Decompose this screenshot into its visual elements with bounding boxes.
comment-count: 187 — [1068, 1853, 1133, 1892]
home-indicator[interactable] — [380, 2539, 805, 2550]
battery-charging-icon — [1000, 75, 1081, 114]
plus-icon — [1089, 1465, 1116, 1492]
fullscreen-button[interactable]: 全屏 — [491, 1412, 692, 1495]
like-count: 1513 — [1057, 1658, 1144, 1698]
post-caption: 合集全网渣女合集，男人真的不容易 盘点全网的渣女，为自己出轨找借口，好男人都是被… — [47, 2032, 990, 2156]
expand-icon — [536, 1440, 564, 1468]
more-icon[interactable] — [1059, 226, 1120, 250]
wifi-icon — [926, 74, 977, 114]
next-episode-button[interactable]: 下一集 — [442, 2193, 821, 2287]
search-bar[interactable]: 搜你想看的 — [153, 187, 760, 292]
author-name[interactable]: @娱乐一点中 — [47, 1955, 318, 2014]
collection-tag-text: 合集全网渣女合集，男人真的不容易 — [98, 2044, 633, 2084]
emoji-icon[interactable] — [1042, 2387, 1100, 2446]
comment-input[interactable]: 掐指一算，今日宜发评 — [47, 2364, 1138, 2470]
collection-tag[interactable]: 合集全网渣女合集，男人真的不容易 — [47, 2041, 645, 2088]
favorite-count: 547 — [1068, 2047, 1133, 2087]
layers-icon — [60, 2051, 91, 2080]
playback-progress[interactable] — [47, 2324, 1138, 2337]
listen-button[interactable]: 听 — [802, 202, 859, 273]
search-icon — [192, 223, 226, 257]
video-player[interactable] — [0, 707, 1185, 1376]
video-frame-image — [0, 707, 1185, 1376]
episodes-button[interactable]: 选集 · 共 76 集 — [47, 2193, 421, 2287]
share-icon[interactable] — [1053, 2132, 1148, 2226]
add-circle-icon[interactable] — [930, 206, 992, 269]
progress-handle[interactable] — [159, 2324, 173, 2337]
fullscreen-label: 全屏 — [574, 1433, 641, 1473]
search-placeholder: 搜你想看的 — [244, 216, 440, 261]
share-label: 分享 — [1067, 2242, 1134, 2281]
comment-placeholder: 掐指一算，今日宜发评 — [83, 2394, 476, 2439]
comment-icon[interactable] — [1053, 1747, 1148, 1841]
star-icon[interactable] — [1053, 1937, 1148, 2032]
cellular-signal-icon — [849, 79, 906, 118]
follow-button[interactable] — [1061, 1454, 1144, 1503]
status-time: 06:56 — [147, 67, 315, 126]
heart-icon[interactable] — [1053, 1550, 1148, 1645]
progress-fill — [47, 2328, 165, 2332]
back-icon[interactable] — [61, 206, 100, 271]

**Given task:**
Please update all of the material above by changing each "interactable" to "clickable" and keeping everything else unchanged.

**In response:**
Decompose this screenshot into its visual elements with bounding boxes.
comment-count: 187 — [1068, 1853, 1133, 1892]
home-indicator[clickable] — [380, 2539, 805, 2550]
battery-charging-icon — [1000, 75, 1081, 114]
plus-icon — [1089, 1465, 1116, 1492]
fullscreen-button[clickable]: 全屏 — [491, 1412, 692, 1495]
like-count: 1513 — [1057, 1658, 1144, 1698]
post-caption: 合集全网渣女合集，男人真的不容易 盘点全网的渣女，为自己出轨找借口，好男人都是被… — [47, 2032, 990, 2156]
expand-icon — [536, 1440, 564, 1468]
more-icon[clickable] — [1059, 226, 1120, 250]
wifi-icon — [926, 74, 977, 114]
next-episode-button[clickable]: 下一集 — [442, 2193, 821, 2287]
search-bar[clickable]: 搜你想看的 — [153, 187, 760, 292]
author-name[clickable]: @娱乐一点中 — [47, 1955, 318, 2014]
collection-tag-text: 合集全网渣女合集，男人真的不容易 — [98, 2044, 633, 2084]
emoji-icon[clickable] — [1042, 2387, 1100, 2446]
comment-input[clickable]: 掐指一算，今日宜发评 — [47, 2364, 1138, 2470]
collection-tag[clickable]: 合集全网渣女合集，男人真的不容易 — [47, 2041, 645, 2088]
favorite-count: 547 — [1068, 2047, 1133, 2087]
layers-icon — [60, 2051, 91, 2080]
playback-progress[clickable] — [47, 2324, 1138, 2337]
listen-button[clickable]: 听 — [802, 202, 859, 273]
search-icon — [192, 223, 226, 257]
video-player[clickable] — [0, 707, 1185, 1376]
video-frame-image — [0, 707, 1185, 1376]
episodes-button[clickable]: 选集 · 共 76 集 — [47, 2193, 421, 2287]
share-icon[clickable] — [1053, 2132, 1148, 2226]
add-circle-icon[clickable] — [930, 206, 992, 269]
progress-handle[clickable] — [159, 2324, 173, 2337]
fullscreen-label: 全屏 — [574, 1433, 641, 1473]
search-placeholder: 搜你想看的 — [244, 216, 440, 261]
share-label: 分享 — [1067, 2242, 1134, 2281]
comment-placeholder: 掐指一算，今日宜发评 — [83, 2394, 476, 2439]
comment-icon[clickable] — [1053, 1747, 1148, 1841]
star-icon[clickable] — [1053, 1937, 1148, 2032]
cellular-signal-icon — [849, 79, 906, 118]
follow-button[clickable] — [1061, 1454, 1144, 1503]
status-time: 06:56 — [147, 67, 315, 126]
heart-icon[clickable] — [1053, 1550, 1148, 1645]
progress-fill — [47, 2328, 165, 2332]
back-icon[clickable] — [61, 206, 100, 271]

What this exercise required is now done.